## Start Page excerpt
Define $u := \frac{1}{d} (x_2 - x_1, y_2 - y_1, z_2 - z_1)^T$, in which $d$ is the distance between your two points. This means, $u$ is the unit vector in the direction of the line segment. You are looking for a rotation that maps $e_x = (1, 0, 0)$ to $u$.
The solution is not unique, as there are (infinitely) many rotations that achieve this, but you can single out the one that goes the most "direct" route - which is the one rotating about the axis perpendicular to both $u$ and $e_x$.
If you define $v := u \times e_x$ and $w := v \times u$ (using the cross product), the rotation matrix $R = (u, v, w)$ achieves exactly this (here, the vectors are the columns of $R$, which is a 3x3 matrix).
## End Page excerpt
## Start Dataset content
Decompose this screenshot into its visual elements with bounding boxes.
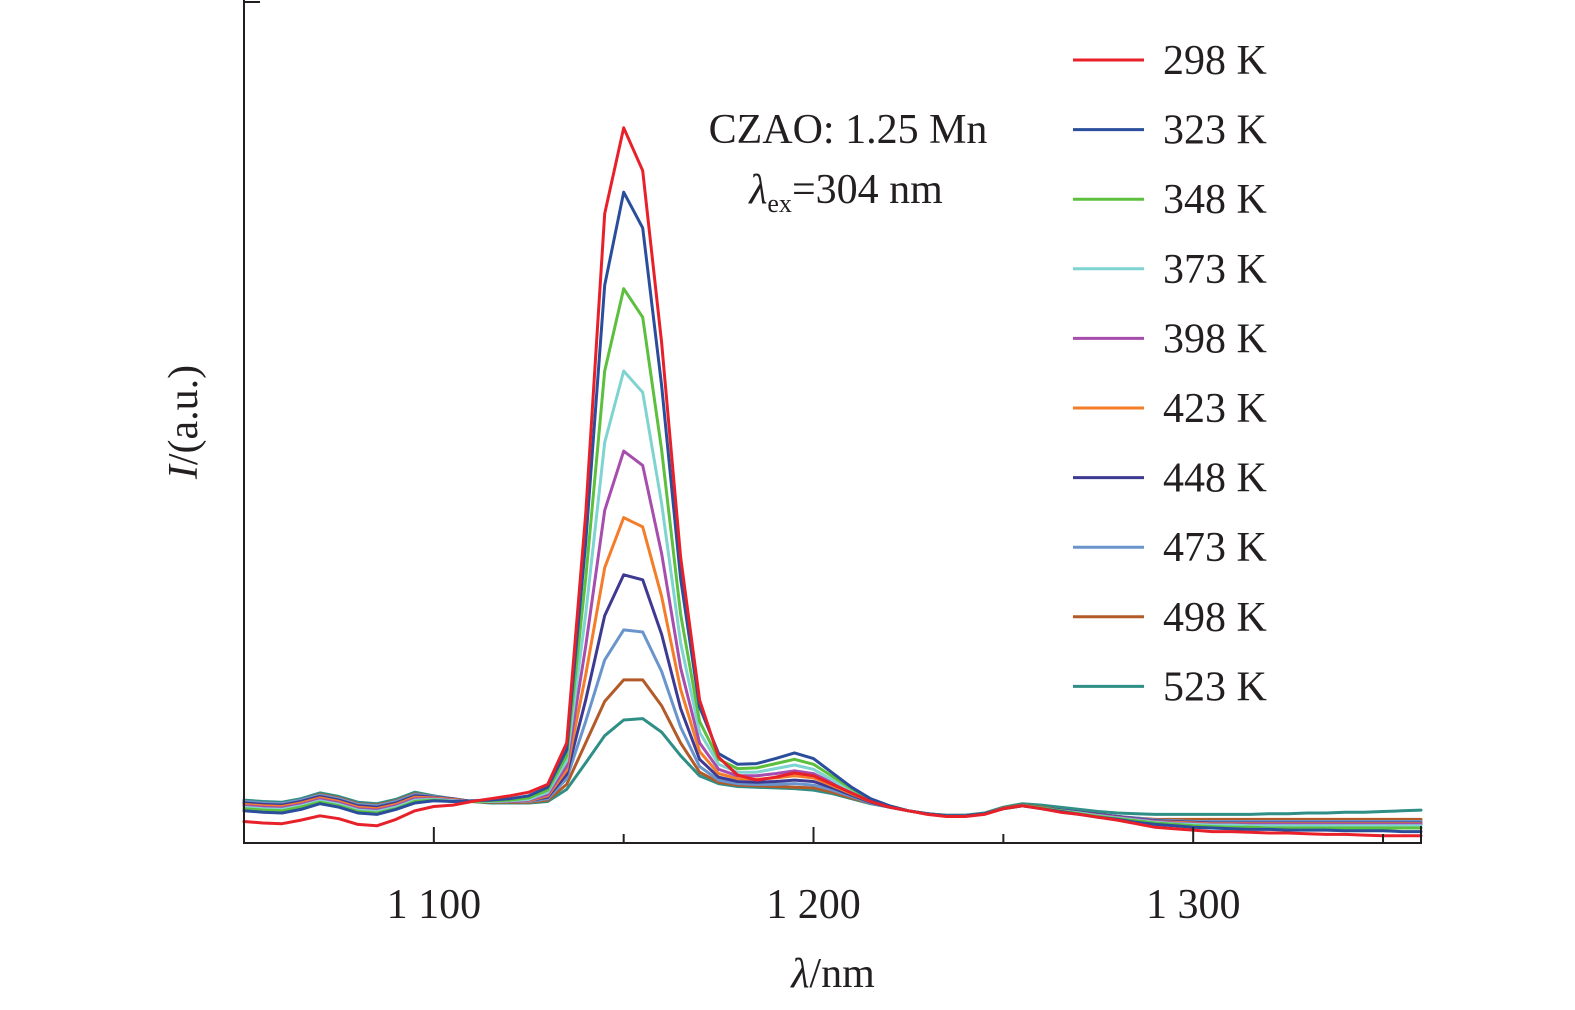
plot-area <box>242 126 1423 838</box>
legend-label: 448 K <box>1163 456 1267 502</box>
series-line-298k <box>242 126 1423 838</box>
x-tick-label: 1 200 <box>766 882 861 928</box>
legend-item: 423 K <box>1073 386 1267 432</box>
legend-item: 448 K <box>1073 456 1267 502</box>
legend-item: 373 K <box>1073 247 1267 293</box>
x-tick-label: 1 300 <box>1146 882 1241 928</box>
y-axis-title-unit: /(a.u.) <box>161 365 207 465</box>
annotation-lambda: λ <box>747 167 767 213</box>
x-axis-title-symbol: λ <box>789 951 809 997</box>
legend-label: 373 K <box>1163 247 1267 293</box>
legend-label: 298 K <box>1163 38 1267 84</box>
x-axis-title: λ/nm <box>789 951 875 997</box>
annotation-subscript: ex <box>767 189 792 218</box>
legend-item: 473 K <box>1073 525 1267 571</box>
legend-label: 348 K <box>1163 177 1267 223</box>
legend-label: 323 K <box>1163 108 1267 154</box>
legend-item: 523 K <box>1073 664 1267 710</box>
x-tick-label: 1 100 <box>387 882 482 928</box>
series-line-323k <box>242 190 1423 834</box>
y-axis-title-symbol: I <box>161 463 207 480</box>
legend-item: 498 K <box>1073 595 1267 641</box>
legend-item: 298 K <box>1073 38 1267 84</box>
x-ticks: 1 100 1 200 1 300 <box>387 827 1385 928</box>
annotation-value: =304 nm <box>792 167 943 213</box>
legend-label: 398 K <box>1163 316 1267 362</box>
y-axis-title: I/(a.u.) <box>161 365 207 480</box>
legend-label: 473 K <box>1163 525 1267 571</box>
legend-item: 348 K <box>1073 177 1267 223</box>
legend: 298 K 323 K 348 K 373 K 398 K 423 K 448 K 473 K… <box>1073 38 1267 710</box>
series-layer <box>242 126 1423 838</box>
annotation-excitation: λex=304 nm <box>747 167 943 218</box>
legend-item: 323 K <box>1073 108 1267 154</box>
legend-item: 398 K <box>1073 316 1267 362</box>
legend-label: 498 K <box>1163 595 1267 641</box>
legend-label: 423 K <box>1163 386 1267 432</box>
legend-label: 523 K <box>1163 664 1267 710</box>
annotation-sample: CZAO: 1.25 Mn <box>709 107 988 153</box>
x-axis-title-unit: /nm <box>809 951 875 997</box>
## End Dataset content
To do.
1: Answer these about the rotation-matrix explanation, one per line:
(a) What does $d$ stand for?
(b) Why is the solution not unique?
(c) How are $v$ and $w$ defined?
2: Please sum up the rotation-matrix explanation in two sentences.
3: Pick up the rotation-matrix explanation from its last sentence and keep writing.

Outputs in order.
1:
(a) $d$ is the distance between the two points.
(b) Infinitely many rotations map $e_x$ to $u$.
(c) $v := u \times e_x$ and $w := v \times u$, both cross products.

2: The unit vector $u$ along the line segment is formed by dividing the coordinate differences of the two points by their distance $d$, and the aim is a rotation that maps $e_x = (1, 0, 0)$ to $u$. Since many rotations do this, the most direct one turns about the axis perpendicular to both $u$ and $e_x$, and it is given by the 3x3 matrix $R = (u, v, w)$ whose columns use $v := u \times e_x$ and $w := v \times u$.

3:
This matrix allows you to perform the desired rotation, and if all you need to do is rotate stuff, you should stick with it. However, if you really need to extract the rotation angles about the individual axes, it gets a bit ugly, bu see for example here for a way to do it.
As a first step, I'd move $P_1$ to the origin, so that the points become $P_1=(0,0,0)$, $P_2=(x_2-x_1, y_2-y_1, z_2-z_1)$, $P_3=(x_3-x_1, y_3-y_1, z_3-z_1)$. From there it's just a question of applying a rotation matrix.
A rotation matrix $\mathbf{R}$ which preserves all distances and shapes etc is
given by
$$
\mathbf{R}=\left(
\begin{array}
[c]{ccc}%
e_{1}^{x} & e_{2}^{x} & e_{3}^{x}\\
e_{1}^{y} & e_{2}^{y} & e_{3}^{y}\\
e_{1}^{z} & e_{2}^{z} & e_{3}^{z}%
\end{array}
\right)
$$
where the vectors $\left( e_{1}^{\alpha},e_{2}^{\alpha},e_{3}^{\alpha
}\right) $ for $\alpha\in\left\{ x,y,z\right\} $ are orthogonal and of unit
length, i.e.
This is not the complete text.